**GIVEN INSTRUCTION:**
Using the entries that follow, count the lines containing the word "title" and give that number by itself.

**GIVEN ENTRIES:**
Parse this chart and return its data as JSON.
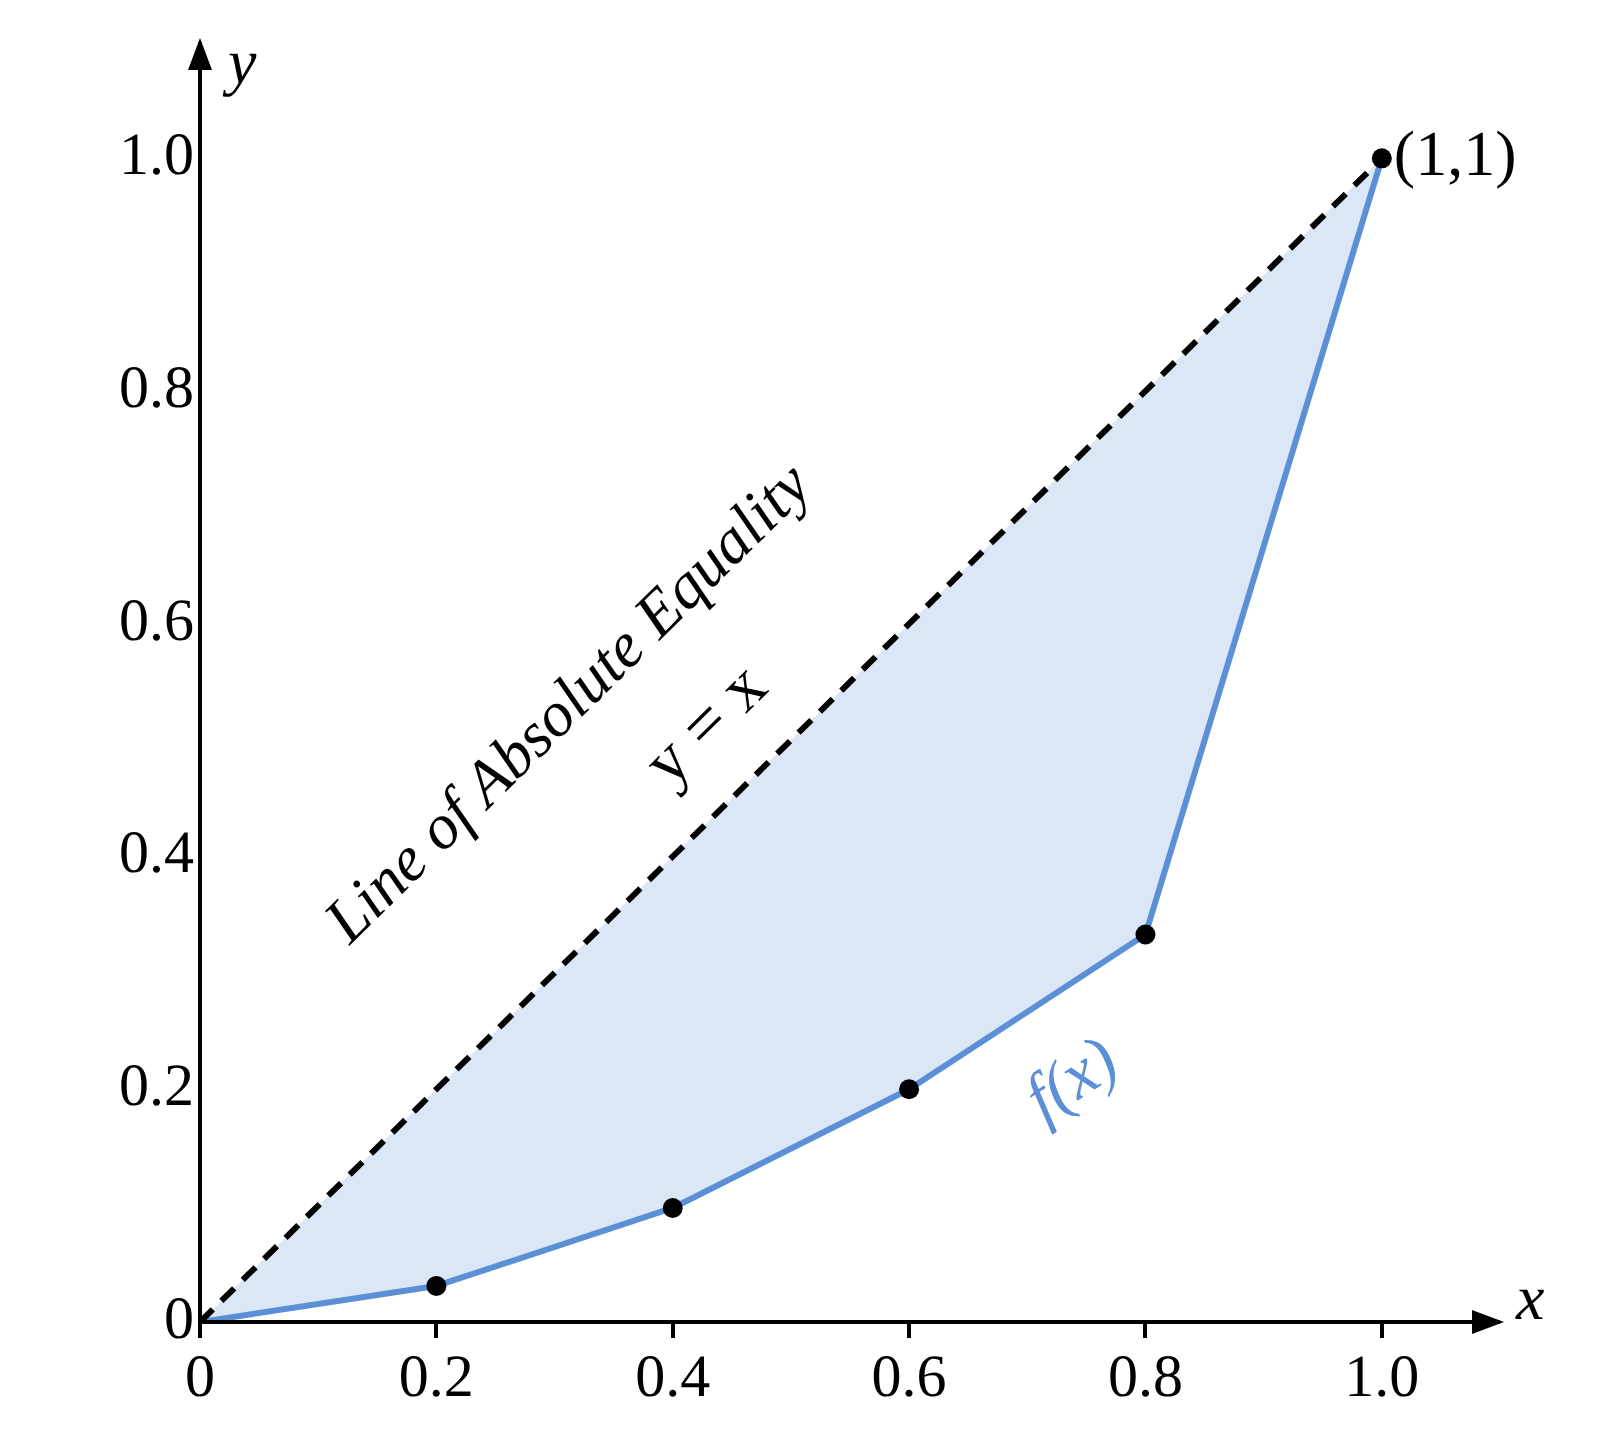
{
  "chart_data": {
    "type": "line",
    "xlabel": "x",
    "ylabel": "y",
    "xlim": [
      0,
      1.1
    ],
    "ylim": [
      0,
      1.1
    ],
    "xticks": [
      0,
      0.2,
      0.4,
      0.6,
      0.8,
      {
        "value": 1,
        "label": "1.0"
      }
    ],
    "yticks": [
      0,
      0.2,
      0.4,
      0.6,
      0.8,
      {
        "value": 1,
        "label": "1.0"
      }
    ],
    "grid": false,
    "legend": false,
    "series": [
      {
        "name": "y = x",
        "color": "#000000",
        "x": [
          0,
          1
        ],
        "values": [
          0,
          1
        ],
        "line_style": "dashed",
        "marker": "none"
      },
      {
        "name": "f(x)",
        "color": "#5b8fd6",
        "x": [
          0,
          0.2,
          0.4,
          0.6,
          0.8,
          1
        ],
        "values": [
          0,
          0.031,
          0.098,
          0.2,
          0.333,
          1
        ],
        "lower": [
          0,
          0.031,
          0.098,
          0.2,
          0.333,
          1
        ],
        "upper": [
          0,
          0.2,
          0.4,
          0.6,
          0.8,
          1
        ],
        "line_style": "solid",
        "marker": "none"
      },
      {
        "type": "scatter",
        "color": "#000000",
        "x": [
          0.2,
          0.4,
          0.6,
          0.8,
          1
        ],
        "values": [
          0.031,
          0.098,
          0.2,
          0.333,
          1
        ],
        "marker": "circle"
      }
    ],
    "annotations": [
      "Line of Absolute Equality",
      {
        "text": "(1,1)",
        "x": 1,
        "y": 1
      }
    ]
  }
}
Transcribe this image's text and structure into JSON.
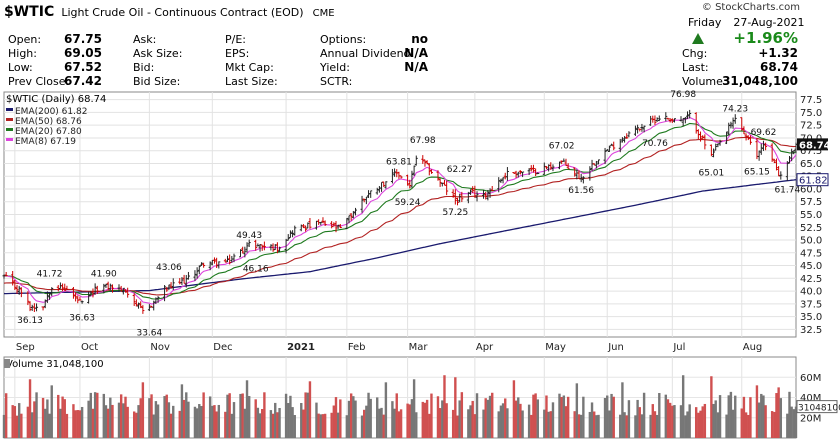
{
  "header": {
    "symbol": "$WTIC",
    "name": "Light Crude Oil - Continuous Contract (EOD)",
    "exchange": "CME",
    "copyright": "© StockCharts.com",
    "day": "Friday",
    "date": "27-Aug-2021",
    "change_pct": "+1.96%",
    "up_color": "#1f7a1f"
  },
  "quote": {
    "open": {
      "label": "Open:",
      "value": "67.75"
    },
    "high": {
      "label": "High:",
      "value": "69.05"
    },
    "low": {
      "label": "Low:",
      "value": "67.52"
    },
    "prev_close": {
      "label": "Prev Close:",
      "value": "67.42"
    },
    "ask": {
      "label": "Ask:",
      "value": ""
    },
    "ask_size": {
      "label": "Ask Size:",
      "value": ""
    },
    "bid": {
      "label": "Bid:",
      "value": ""
    },
    "bid_size": {
      "label": "Bid Size:",
      "value": ""
    },
    "pe": {
      "label": "P/E:",
      "value": ""
    },
    "eps": {
      "label": "EPS:",
      "value": ""
    },
    "mkt_cap": {
      "label": "Mkt Cap:",
      "value": ""
    },
    "last_size": {
      "label": "Last Size:",
      "value": ""
    },
    "options": {
      "label": "Options:",
      "value": "no"
    },
    "annual_dividend": {
      "label": "Annual Dividend:",
      "value": "N/A"
    },
    "yield": {
      "label": "Yield:",
      "value": "N/A"
    },
    "sctr": {
      "label": "SCTR:",
      "value": ""
    },
    "chg": {
      "label": "Chg:",
      "value": "+1.32"
    },
    "last": {
      "label": "Last:",
      "value": "68.74"
    },
    "volume": {
      "label": "Volume:",
      "value": "31,048,100"
    }
  },
  "chart_data": [
    {
      "type": "line",
      "title": "$WTIC (Daily) 68.74",
      "y_axis_side": "right",
      "ylim": [
        31,
        79
      ],
      "yticks": [
        32.5,
        35,
        37.5,
        40,
        42.5,
        45,
        47.5,
        50,
        52.5,
        55,
        57.5,
        60,
        62.5,
        65,
        67.5,
        70,
        72.5,
        75,
        77.5
      ],
      "x_labels": [
        "Sep",
        "Oct",
        "Nov",
        "Dec",
        "2021",
        "Feb",
        "Mar",
        "Apr",
        "May",
        "Jun",
        "Jul",
        "Aug"
      ],
      "x_label_bold": "2021",
      "x_label_dates": [
        "2020-09-01",
        "2020-10-01",
        "2020-11-02",
        "2020-12-01",
        "2021-01-04",
        "2021-02-01",
        "2021-03-01",
        "2021-04-01",
        "2021-05-03",
        "2021-06-01",
        "2021-07-01",
        "2021-08-02"
      ],
      "x_range": [
        "2020-08-27",
        "2021-08-27"
      ],
      "grid": true,
      "price_color": "#222222",
      "down_color": "#cc0000",
      "close_anchors": [
        {
          "date": "2020-08-27",
          "close": 42.8
        },
        {
          "date": "2020-09-04",
          "close": 39.8
        },
        {
          "date": "2020-09-08",
          "close": 36.8
        },
        {
          "date": "2020-09-14",
          "close": 37.3
        },
        {
          "date": "2020-09-18",
          "close": 41.1
        },
        {
          "date": "2020-09-25",
          "close": 40.3
        },
        {
          "date": "2020-10-02",
          "close": 37.4
        },
        {
          "date": "2020-10-09",
          "close": 40.6
        },
        {
          "date": "2020-10-15",
          "close": 40.9
        },
        {
          "date": "2020-10-23",
          "close": 39.8
        },
        {
          "date": "2020-10-30",
          "close": 35.8
        },
        {
          "date": "2020-11-02",
          "close": 36.8
        },
        {
          "date": "2020-11-09",
          "close": 40.3
        },
        {
          "date": "2020-11-20",
          "close": 42.4
        },
        {
          "date": "2020-11-27",
          "close": 45.5
        },
        {
          "date": "2020-12-08",
          "close": 45.6
        },
        {
          "date": "2020-12-18",
          "close": 49.1
        },
        {
          "date": "2020-12-31",
          "close": 48.5
        },
        {
          "date": "2021-01-08",
          "close": 52.2
        },
        {
          "date": "2021-01-20",
          "close": 53.3
        },
        {
          "date": "2021-01-29",
          "close": 52.2
        },
        {
          "date": "2021-02-10",
          "close": 58.7
        },
        {
          "date": "2021-02-24",
          "close": 63.2
        },
        {
          "date": "2021-03-02",
          "close": 60.6
        },
        {
          "date": "2021-03-05",
          "close": 66.1
        },
        {
          "date": "2021-03-10",
          "close": 64.4
        },
        {
          "date": "2021-03-23",
          "close": 57.8
        },
        {
          "date": "2021-03-31",
          "close": 59.2
        },
        {
          "date": "2021-04-05",
          "close": 58.6
        },
        {
          "date": "2021-04-16",
          "close": 63.1
        },
        {
          "date": "2021-04-30",
          "close": 63.6
        },
        {
          "date": "2021-05-11",
          "close": 65.3
        },
        {
          "date": "2021-05-20",
          "close": 62.1
        },
        {
          "date": "2021-05-28",
          "close": 66.3
        },
        {
          "date": "2021-06-11",
          "close": 70.9
        },
        {
          "date": "2021-06-25",
          "close": 74.1
        },
        {
          "date": "2021-07-06",
          "close": 73.4
        },
        {
          "date": "2021-07-09",
          "close": 74.3
        },
        {
          "date": "2021-07-19",
          "close": 66.4
        },
        {
          "date": "2021-07-30",
          "close": 73.9
        },
        {
          "date": "2021-08-09",
          "close": 66.5
        },
        {
          "date": "2021-08-12",
          "close": 69.1
        },
        {
          "date": "2021-08-20",
          "close": 62.3
        },
        {
          "date": "2021-08-27",
          "close": 68.74
        }
      ],
      "ema200_path": [
        {
          "date": "2020-08-27",
          "value": 39.5
        },
        {
          "date": "2020-11-02",
          "value": 40.1
        },
        {
          "date": "2020-12-15",
          "value": 42.4
        },
        {
          "date": "2021-01-15",
          "value": 43.8
        },
        {
          "date": "2021-02-15",
          "value": 46.5
        },
        {
          "date": "2021-03-15",
          "value": 49.2
        },
        {
          "date": "2021-04-15",
          "value": 51.8
        },
        {
          "date": "2021-05-15",
          "value": 54.3
        },
        {
          "date": "2021-06-15",
          "value": 56.9
        },
        {
          "date": "2021-07-15",
          "value": 59.6
        },
        {
          "date": "2021-08-27",
          "value": 61.82
        }
      ],
      "series": [
        {
          "name": "EMA(200)",
          "last": "61.82",
          "color": "#1a1a6e"
        },
        {
          "name": "EMA(50)",
          "last": "68.76",
          "color": "#b22222"
        },
        {
          "name": "EMA(20)",
          "last": "67.80",
          "color": "#1e7a1e"
        },
        {
          "name": "EMA(8)",
          "last": "67.19",
          "color": "#dd44dd"
        }
      ],
      "legend_position": "top-left",
      "last_price_badge": "68.74",
      "ema200_badge": "61.82",
      "annotations": [
        {
          "text": "41.72",
          "date": "2020-09-17",
          "price": 41.9,
          "pos": "above"
        },
        {
          "text": "36.13",
          "date": "2020-09-08",
          "price": 36.1,
          "pos": "below"
        },
        {
          "text": "41.90",
          "date": "2020-10-12",
          "price": 41.9,
          "pos": "above"
        },
        {
          "text": "36.63",
          "date": "2020-10-02",
          "price": 36.6,
          "pos": "below"
        },
        {
          "text": "43.06",
          "date": "2020-11-11",
          "price": 43.1,
          "pos": "above"
        },
        {
          "text": "33.64",
          "date": "2020-11-02",
          "price": 33.6,
          "pos": "below"
        },
        {
          "text": "49.43",
          "date": "2020-12-18",
          "price": 49.4,
          "pos": "above"
        },
        {
          "text": "46.16",
          "date": "2020-12-21",
          "price": 46.2,
          "pos": "below"
        },
        {
          "text": "63.81",
          "date": "2021-02-25",
          "price": 63.8,
          "pos": "above"
        },
        {
          "text": "67.98",
          "date": "2021-03-08",
          "price": 68.0,
          "pos": "above"
        },
        {
          "text": "59.24",
          "date": "2021-03-01",
          "price": 59.2,
          "pos": "below"
        },
        {
          "text": "62.27",
          "date": "2021-03-25",
          "price": 62.3,
          "pos": "above"
        },
        {
          "text": "57.25",
          "date": "2021-03-23",
          "price": 57.3,
          "pos": "below"
        },
        {
          "text": "67.02",
          "date": "2021-05-11",
          "price": 67.0,
          "pos": "above"
        },
        {
          "text": "61.56",
          "date": "2021-05-20",
          "price": 61.6,
          "pos": "below"
        },
        {
          "text": "76.98",
          "date": "2021-07-06",
          "price": 77.0,
          "pos": "above"
        },
        {
          "text": "70.76",
          "date": "2021-06-23",
          "price": 70.8,
          "pos": "below"
        },
        {
          "text": "74.23",
          "date": "2021-07-30",
          "price": 74.2,
          "pos": "above"
        },
        {
          "text": "65.01",
          "date": "2021-07-19",
          "price": 65.0,
          "pos": "below"
        },
        {
          "text": "69.62",
          "date": "2021-08-12",
          "price": 69.6,
          "pos": "above"
        },
        {
          "text": "65.15",
          "date": "2021-08-09",
          "price": 65.2,
          "pos": "below"
        },
        {
          "text": "61.74",
          "date": "2021-08-23",
          "price": 61.7,
          "pos": "below"
        }
      ]
    },
    {
      "type": "bar",
      "title": "Volume 31,048,100",
      "ylim": [
        0,
        80
      ],
      "yticks": [
        20,
        40,
        60
      ],
      "ytick_labels": [
        "20M",
        "40M",
        "60M"
      ],
      "unit": "millions of contracts",
      "last_volume_badge": "31048100",
      "up_color": "#777777",
      "down_color": "#d05050",
      "x_range": [
        "2020-08-27",
        "2021-08-27"
      ],
      "spikes": [
        {
          "date": "2020-09-08",
          "value": 58
        },
        {
          "date": "2020-09-18",
          "value": 52
        },
        {
          "date": "2020-10-30",
          "value": 55
        },
        {
          "date": "2020-11-17",
          "value": 53
        },
        {
          "date": "2020-12-17",
          "value": 57
        },
        {
          "date": "2021-01-15",
          "value": 56
        },
        {
          "date": "2021-02-19",
          "value": 55
        },
        {
          "date": "2021-03-04",
          "value": 58
        },
        {
          "date": "2021-03-18",
          "value": 62
        },
        {
          "date": "2021-03-23",
          "value": 60
        },
        {
          "date": "2021-04-19",
          "value": 57
        },
        {
          "date": "2021-05-18",
          "value": 54
        },
        {
          "date": "2021-06-08",
          "value": 55
        },
        {
          "date": "2021-07-06",
          "value": 62
        },
        {
          "date": "2021-07-19",
          "value": 61
        },
        {
          "date": "2021-08-09",
          "value": 52
        },
        {
          "date": "2021-08-19",
          "value": 50
        }
      ],
      "baseline": 34
    }
  ]
}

**EXERCISE RESULT:**
2